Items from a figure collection
· · ·

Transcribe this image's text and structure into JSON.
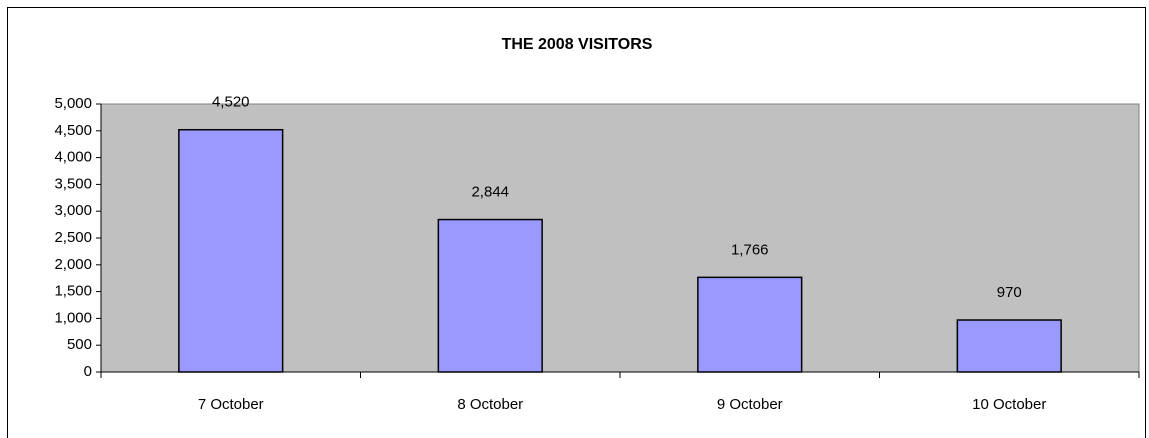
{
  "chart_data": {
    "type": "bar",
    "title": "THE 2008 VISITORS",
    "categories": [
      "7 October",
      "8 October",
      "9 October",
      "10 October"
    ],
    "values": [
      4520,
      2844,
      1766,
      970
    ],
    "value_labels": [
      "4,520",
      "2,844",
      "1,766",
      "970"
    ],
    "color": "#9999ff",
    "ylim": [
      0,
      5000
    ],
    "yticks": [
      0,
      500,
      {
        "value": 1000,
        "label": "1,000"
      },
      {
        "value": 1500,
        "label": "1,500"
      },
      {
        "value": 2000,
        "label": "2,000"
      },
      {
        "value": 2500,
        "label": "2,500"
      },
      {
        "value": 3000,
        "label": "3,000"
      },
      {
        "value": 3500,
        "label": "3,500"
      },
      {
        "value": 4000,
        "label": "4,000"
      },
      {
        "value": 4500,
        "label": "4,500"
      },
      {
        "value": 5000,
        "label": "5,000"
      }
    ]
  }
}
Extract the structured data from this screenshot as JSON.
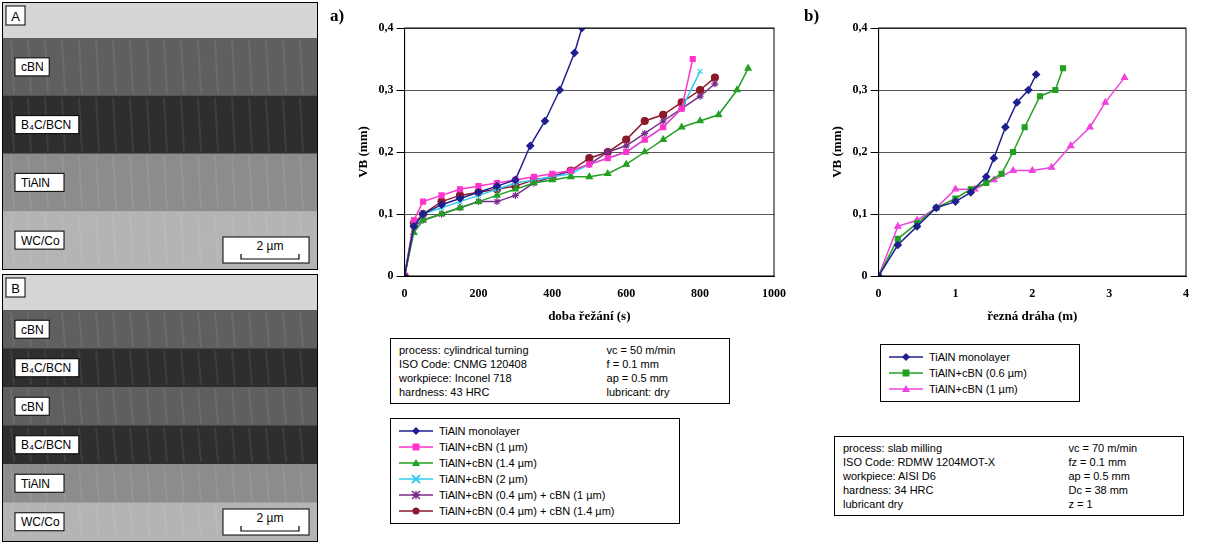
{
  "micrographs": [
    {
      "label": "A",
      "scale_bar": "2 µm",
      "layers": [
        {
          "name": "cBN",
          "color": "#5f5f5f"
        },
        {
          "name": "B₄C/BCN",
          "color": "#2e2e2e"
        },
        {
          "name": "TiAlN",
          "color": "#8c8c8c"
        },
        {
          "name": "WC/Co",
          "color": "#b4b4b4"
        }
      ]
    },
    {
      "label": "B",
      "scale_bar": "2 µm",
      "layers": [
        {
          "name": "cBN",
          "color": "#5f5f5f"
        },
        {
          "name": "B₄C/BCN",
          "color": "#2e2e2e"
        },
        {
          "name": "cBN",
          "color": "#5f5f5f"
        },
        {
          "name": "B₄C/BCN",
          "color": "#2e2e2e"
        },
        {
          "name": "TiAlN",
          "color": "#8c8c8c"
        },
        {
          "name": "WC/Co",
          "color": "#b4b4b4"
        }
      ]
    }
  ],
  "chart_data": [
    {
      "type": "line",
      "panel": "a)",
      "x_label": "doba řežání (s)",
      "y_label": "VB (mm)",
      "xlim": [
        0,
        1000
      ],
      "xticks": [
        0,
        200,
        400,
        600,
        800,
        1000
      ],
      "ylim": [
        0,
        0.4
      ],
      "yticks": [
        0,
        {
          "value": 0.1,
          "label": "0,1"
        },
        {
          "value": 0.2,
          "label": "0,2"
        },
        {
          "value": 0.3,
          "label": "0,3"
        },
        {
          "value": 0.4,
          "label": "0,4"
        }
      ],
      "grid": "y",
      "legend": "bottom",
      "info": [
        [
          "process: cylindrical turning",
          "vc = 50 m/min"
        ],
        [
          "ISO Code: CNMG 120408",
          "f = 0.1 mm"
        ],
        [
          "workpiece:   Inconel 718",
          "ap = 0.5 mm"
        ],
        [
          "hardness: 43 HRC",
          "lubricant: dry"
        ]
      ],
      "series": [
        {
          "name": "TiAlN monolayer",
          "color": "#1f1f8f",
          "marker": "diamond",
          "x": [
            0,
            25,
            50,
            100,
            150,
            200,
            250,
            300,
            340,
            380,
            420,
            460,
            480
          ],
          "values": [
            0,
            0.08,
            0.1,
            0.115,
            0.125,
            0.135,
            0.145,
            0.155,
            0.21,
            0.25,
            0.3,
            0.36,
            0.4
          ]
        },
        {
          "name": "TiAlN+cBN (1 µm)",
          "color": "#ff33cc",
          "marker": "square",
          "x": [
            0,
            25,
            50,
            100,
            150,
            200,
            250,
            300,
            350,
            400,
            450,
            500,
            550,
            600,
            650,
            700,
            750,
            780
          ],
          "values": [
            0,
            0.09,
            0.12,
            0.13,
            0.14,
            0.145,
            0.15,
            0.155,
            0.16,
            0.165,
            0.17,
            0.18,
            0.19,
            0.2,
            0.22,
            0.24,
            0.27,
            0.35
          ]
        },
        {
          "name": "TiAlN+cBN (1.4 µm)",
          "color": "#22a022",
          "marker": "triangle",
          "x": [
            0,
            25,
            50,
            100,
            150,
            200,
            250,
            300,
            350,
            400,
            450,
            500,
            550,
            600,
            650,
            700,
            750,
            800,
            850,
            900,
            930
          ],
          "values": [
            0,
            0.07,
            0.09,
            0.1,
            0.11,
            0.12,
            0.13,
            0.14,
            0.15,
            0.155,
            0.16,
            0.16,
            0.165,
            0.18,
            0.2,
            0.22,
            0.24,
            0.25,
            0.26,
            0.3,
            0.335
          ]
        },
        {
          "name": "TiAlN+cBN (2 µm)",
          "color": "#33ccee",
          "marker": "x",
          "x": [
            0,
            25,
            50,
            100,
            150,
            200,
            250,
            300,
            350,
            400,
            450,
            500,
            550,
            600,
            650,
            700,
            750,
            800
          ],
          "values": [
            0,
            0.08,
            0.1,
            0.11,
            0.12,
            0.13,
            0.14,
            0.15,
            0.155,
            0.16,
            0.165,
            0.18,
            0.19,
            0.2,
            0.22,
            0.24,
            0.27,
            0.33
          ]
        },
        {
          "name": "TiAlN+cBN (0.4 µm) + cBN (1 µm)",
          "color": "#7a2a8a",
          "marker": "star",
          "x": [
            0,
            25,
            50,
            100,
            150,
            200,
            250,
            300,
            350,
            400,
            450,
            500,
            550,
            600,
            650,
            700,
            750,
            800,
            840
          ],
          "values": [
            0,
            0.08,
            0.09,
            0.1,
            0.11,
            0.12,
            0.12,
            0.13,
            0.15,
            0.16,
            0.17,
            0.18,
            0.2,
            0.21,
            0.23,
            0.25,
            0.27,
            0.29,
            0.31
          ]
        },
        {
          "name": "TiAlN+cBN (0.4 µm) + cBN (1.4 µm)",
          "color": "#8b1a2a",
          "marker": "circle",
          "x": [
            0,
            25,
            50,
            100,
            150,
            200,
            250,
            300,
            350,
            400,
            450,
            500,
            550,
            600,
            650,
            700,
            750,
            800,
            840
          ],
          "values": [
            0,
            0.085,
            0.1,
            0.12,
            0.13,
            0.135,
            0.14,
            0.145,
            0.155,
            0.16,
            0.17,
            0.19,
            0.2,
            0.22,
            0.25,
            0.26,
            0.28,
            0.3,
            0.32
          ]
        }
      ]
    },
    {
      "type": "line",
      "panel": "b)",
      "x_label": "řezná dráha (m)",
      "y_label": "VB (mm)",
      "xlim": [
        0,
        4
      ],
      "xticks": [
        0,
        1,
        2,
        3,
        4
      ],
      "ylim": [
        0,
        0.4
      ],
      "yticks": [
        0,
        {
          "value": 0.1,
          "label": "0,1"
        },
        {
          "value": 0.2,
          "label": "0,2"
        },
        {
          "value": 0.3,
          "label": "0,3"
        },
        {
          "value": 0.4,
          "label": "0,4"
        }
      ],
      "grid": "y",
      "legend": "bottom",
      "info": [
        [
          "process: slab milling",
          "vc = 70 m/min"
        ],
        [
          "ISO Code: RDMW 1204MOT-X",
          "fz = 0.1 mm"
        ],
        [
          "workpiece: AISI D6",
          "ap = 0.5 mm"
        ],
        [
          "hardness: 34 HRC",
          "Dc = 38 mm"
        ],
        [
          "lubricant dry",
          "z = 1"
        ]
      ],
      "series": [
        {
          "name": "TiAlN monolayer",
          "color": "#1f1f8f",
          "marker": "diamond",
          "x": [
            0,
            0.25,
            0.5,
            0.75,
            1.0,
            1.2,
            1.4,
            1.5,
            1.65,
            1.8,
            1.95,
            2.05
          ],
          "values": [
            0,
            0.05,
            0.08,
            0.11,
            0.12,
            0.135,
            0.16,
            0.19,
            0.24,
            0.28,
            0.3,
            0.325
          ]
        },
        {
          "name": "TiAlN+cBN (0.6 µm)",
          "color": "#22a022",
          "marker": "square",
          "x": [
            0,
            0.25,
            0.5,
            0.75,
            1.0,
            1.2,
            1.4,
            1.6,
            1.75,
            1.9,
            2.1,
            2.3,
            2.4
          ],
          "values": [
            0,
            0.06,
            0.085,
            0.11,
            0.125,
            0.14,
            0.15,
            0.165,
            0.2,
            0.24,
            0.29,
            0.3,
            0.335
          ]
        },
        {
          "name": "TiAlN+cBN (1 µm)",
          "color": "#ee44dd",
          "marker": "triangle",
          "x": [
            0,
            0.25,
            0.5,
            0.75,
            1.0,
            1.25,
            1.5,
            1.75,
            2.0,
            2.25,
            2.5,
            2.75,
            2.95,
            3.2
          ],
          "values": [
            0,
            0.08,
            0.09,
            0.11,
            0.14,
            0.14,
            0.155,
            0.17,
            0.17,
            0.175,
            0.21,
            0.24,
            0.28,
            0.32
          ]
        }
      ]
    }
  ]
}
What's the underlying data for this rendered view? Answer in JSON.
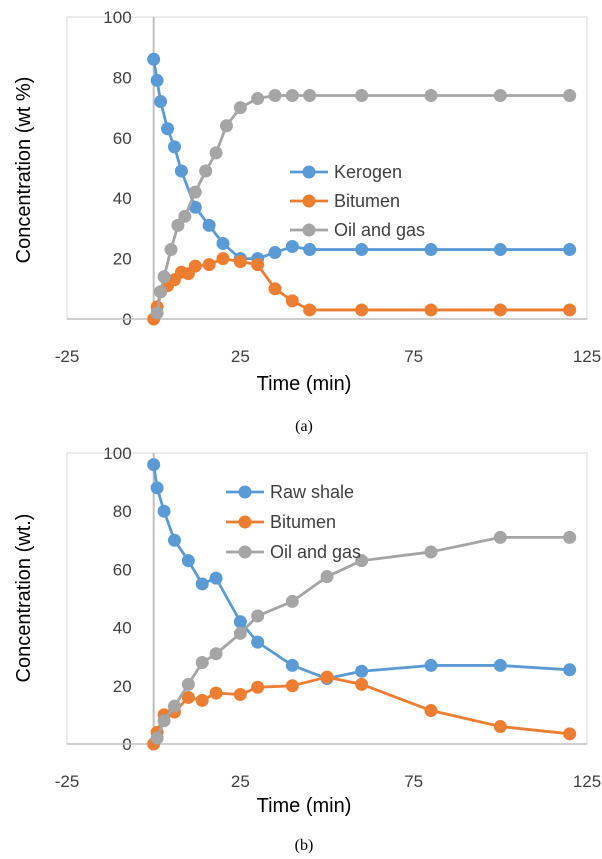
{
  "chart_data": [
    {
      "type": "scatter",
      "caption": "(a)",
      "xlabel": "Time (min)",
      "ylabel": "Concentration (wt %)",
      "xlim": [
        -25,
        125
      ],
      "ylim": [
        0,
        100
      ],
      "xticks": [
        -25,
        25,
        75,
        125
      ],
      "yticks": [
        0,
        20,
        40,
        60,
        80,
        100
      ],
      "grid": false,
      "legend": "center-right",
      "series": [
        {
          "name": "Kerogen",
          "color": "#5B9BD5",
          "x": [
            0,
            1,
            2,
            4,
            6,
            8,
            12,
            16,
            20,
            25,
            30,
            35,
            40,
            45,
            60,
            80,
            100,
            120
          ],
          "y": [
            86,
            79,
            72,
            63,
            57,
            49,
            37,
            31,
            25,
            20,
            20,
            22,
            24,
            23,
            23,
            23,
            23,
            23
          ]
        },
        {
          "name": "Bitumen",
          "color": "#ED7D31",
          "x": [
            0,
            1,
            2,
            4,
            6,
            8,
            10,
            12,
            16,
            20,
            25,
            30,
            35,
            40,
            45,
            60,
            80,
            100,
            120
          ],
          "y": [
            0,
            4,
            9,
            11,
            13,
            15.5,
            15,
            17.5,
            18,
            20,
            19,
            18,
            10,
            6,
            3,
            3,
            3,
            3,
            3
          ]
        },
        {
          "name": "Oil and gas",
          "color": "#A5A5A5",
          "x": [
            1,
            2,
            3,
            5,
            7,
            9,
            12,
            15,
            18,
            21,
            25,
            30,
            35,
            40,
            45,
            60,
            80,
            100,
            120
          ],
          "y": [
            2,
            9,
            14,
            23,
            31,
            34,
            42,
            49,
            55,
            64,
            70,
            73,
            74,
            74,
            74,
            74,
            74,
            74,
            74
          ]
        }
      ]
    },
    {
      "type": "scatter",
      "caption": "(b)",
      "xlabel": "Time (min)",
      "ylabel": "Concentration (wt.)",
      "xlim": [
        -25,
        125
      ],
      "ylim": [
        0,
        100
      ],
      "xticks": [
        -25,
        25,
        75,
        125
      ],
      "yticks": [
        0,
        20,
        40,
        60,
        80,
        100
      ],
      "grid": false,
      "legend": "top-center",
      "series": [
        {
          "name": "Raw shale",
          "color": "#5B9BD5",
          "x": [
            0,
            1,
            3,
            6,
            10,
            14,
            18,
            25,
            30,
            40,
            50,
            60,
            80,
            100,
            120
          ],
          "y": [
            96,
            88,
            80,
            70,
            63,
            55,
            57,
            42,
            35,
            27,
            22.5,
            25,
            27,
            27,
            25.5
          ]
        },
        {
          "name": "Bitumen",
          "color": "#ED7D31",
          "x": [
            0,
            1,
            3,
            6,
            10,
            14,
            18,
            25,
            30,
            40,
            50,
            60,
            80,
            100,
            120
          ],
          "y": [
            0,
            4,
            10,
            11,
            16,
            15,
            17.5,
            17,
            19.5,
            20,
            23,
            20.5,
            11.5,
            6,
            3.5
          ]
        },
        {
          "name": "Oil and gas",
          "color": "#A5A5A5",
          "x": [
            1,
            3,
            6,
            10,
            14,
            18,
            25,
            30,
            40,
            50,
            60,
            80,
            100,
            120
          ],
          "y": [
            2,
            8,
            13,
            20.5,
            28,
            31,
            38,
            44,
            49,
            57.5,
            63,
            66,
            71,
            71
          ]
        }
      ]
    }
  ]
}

· · ·

◆ **Job**:
State, as a number only, how many lines in the entries include "October".

◆ **Complete output**:
4